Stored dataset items
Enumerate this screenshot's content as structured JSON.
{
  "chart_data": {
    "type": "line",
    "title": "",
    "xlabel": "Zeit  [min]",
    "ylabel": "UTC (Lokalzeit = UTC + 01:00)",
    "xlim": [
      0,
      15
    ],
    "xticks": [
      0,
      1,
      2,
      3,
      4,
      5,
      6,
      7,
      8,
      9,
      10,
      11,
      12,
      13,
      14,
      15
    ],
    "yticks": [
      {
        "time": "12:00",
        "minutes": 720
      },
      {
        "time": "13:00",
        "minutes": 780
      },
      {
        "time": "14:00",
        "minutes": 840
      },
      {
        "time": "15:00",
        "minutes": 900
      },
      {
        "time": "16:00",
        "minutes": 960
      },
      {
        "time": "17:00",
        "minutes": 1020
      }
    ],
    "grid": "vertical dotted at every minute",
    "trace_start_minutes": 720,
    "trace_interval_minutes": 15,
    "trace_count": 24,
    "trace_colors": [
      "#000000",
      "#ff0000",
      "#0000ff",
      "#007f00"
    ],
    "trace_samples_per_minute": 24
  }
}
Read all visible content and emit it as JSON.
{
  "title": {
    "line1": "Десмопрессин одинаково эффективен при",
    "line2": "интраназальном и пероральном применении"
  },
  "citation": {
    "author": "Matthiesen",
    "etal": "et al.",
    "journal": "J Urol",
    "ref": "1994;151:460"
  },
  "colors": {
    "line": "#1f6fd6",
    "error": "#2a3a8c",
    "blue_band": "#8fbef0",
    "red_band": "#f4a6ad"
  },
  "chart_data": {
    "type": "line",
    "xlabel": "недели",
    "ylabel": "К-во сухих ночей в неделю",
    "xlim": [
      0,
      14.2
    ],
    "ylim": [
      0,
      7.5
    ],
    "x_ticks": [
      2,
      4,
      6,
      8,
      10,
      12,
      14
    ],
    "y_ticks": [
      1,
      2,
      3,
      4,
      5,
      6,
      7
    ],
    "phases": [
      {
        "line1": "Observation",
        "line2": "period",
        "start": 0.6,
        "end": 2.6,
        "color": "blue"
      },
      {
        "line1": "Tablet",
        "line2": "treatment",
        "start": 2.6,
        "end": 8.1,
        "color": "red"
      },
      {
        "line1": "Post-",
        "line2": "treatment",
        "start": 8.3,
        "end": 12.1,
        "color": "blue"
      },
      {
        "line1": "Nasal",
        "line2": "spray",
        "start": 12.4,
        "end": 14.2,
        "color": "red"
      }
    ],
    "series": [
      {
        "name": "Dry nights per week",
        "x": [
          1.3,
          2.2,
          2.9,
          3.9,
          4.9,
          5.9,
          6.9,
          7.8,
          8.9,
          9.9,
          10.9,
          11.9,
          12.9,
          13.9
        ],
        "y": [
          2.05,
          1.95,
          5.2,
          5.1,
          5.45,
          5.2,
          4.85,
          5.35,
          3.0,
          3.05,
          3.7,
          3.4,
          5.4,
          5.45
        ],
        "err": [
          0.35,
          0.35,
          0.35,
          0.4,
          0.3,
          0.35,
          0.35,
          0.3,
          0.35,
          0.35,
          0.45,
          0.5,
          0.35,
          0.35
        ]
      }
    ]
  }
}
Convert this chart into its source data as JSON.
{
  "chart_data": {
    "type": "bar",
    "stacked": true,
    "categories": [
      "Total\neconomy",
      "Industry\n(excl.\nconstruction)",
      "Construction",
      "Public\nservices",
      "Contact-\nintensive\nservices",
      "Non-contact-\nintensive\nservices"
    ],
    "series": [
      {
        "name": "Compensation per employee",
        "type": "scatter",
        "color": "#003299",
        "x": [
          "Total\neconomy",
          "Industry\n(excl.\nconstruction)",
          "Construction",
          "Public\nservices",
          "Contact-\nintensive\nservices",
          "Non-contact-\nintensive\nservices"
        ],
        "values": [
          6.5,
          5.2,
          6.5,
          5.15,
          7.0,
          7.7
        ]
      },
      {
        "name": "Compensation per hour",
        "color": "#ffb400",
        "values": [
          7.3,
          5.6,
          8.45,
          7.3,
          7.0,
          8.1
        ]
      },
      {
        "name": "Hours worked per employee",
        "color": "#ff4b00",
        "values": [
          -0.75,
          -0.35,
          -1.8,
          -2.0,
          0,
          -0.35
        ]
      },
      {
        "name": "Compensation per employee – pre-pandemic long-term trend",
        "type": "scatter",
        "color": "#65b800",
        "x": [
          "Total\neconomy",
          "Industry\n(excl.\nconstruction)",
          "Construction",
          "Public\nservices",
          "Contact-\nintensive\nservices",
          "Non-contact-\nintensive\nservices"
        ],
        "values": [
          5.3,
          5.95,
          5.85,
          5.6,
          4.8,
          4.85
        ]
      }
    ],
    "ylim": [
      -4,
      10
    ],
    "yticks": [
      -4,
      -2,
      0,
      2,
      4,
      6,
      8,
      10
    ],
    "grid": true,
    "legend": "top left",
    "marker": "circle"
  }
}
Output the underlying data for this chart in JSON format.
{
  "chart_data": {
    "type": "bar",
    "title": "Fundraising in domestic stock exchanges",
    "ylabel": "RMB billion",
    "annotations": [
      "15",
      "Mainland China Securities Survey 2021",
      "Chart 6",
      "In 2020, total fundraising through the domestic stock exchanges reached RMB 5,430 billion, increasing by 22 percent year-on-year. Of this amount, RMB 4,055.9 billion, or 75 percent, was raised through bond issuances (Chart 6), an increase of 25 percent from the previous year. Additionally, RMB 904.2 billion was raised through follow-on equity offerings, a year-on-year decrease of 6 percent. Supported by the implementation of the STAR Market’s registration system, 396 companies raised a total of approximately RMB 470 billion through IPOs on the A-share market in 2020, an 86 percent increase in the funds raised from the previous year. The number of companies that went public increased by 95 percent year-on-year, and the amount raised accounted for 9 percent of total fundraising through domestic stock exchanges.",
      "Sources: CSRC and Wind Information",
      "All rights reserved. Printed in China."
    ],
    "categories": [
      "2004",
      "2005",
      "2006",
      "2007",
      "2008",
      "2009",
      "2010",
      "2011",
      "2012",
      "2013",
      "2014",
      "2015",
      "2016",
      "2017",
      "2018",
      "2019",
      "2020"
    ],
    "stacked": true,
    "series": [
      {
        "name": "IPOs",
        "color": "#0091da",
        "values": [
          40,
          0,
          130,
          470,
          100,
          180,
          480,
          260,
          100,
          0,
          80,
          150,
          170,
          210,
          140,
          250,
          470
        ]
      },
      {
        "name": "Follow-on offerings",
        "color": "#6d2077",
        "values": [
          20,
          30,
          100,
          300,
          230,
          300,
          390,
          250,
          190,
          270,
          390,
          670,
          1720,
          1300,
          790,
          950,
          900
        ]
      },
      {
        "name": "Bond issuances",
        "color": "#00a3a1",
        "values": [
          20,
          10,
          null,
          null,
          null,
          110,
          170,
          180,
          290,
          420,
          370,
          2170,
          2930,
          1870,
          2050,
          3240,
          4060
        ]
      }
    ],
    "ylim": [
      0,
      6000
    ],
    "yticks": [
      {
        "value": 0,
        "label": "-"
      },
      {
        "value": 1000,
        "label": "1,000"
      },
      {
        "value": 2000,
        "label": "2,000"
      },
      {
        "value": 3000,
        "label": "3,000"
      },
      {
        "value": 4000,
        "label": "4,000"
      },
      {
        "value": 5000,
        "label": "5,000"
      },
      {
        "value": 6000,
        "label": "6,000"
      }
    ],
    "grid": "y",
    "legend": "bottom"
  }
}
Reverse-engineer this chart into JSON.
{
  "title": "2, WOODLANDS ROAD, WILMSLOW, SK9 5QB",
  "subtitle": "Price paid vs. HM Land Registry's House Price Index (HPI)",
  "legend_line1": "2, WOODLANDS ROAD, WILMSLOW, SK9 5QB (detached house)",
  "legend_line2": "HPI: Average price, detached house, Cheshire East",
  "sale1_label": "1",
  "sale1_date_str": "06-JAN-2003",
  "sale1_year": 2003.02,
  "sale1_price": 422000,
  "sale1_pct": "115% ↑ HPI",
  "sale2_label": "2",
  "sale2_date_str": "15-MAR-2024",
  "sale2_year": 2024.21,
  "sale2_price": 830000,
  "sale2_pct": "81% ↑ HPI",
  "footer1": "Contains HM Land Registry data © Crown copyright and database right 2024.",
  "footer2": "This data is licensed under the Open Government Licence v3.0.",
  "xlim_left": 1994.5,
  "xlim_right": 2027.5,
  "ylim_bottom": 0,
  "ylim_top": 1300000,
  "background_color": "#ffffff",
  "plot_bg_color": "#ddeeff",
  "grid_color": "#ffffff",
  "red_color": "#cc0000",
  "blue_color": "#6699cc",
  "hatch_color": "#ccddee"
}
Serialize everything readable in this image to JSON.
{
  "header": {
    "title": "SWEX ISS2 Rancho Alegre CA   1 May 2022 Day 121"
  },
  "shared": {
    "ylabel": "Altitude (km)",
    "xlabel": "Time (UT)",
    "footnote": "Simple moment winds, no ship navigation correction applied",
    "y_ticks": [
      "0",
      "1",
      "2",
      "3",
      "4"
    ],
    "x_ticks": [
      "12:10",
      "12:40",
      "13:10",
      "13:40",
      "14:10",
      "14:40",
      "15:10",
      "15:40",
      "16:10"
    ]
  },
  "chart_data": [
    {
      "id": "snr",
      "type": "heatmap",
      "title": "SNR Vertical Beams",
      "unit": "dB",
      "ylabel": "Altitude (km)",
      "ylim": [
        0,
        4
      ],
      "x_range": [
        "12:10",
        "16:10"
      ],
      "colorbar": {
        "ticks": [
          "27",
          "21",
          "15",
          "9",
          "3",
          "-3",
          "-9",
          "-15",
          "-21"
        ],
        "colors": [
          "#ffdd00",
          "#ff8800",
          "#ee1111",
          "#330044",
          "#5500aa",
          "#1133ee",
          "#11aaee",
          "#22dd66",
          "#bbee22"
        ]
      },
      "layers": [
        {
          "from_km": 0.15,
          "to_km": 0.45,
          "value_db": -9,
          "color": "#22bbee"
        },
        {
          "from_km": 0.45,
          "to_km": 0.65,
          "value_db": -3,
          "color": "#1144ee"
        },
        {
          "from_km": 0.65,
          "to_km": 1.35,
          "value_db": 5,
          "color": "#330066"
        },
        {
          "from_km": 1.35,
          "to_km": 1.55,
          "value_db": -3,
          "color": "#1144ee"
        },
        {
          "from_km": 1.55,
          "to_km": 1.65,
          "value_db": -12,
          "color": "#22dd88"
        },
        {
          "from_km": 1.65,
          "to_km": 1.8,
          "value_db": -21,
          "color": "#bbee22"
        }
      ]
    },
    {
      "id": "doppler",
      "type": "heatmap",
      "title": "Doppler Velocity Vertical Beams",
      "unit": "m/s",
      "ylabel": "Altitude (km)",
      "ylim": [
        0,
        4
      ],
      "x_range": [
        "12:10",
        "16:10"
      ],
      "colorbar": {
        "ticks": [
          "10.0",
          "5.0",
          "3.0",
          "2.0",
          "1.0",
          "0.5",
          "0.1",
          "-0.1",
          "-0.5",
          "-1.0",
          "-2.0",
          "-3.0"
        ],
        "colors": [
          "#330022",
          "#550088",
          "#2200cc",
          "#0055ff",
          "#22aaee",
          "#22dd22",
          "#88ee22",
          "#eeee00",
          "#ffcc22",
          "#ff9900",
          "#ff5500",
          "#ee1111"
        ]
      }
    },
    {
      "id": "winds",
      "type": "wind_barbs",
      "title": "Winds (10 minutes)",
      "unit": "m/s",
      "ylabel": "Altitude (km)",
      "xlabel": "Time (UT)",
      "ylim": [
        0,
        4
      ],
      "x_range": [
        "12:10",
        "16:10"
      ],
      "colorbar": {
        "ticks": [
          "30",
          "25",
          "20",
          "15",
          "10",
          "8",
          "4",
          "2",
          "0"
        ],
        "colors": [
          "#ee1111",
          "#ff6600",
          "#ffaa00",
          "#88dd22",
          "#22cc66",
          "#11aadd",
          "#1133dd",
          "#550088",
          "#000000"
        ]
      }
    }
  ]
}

[Instruction] State the count of lines above containing the string "employee", and add nothing to it.

[The response] 3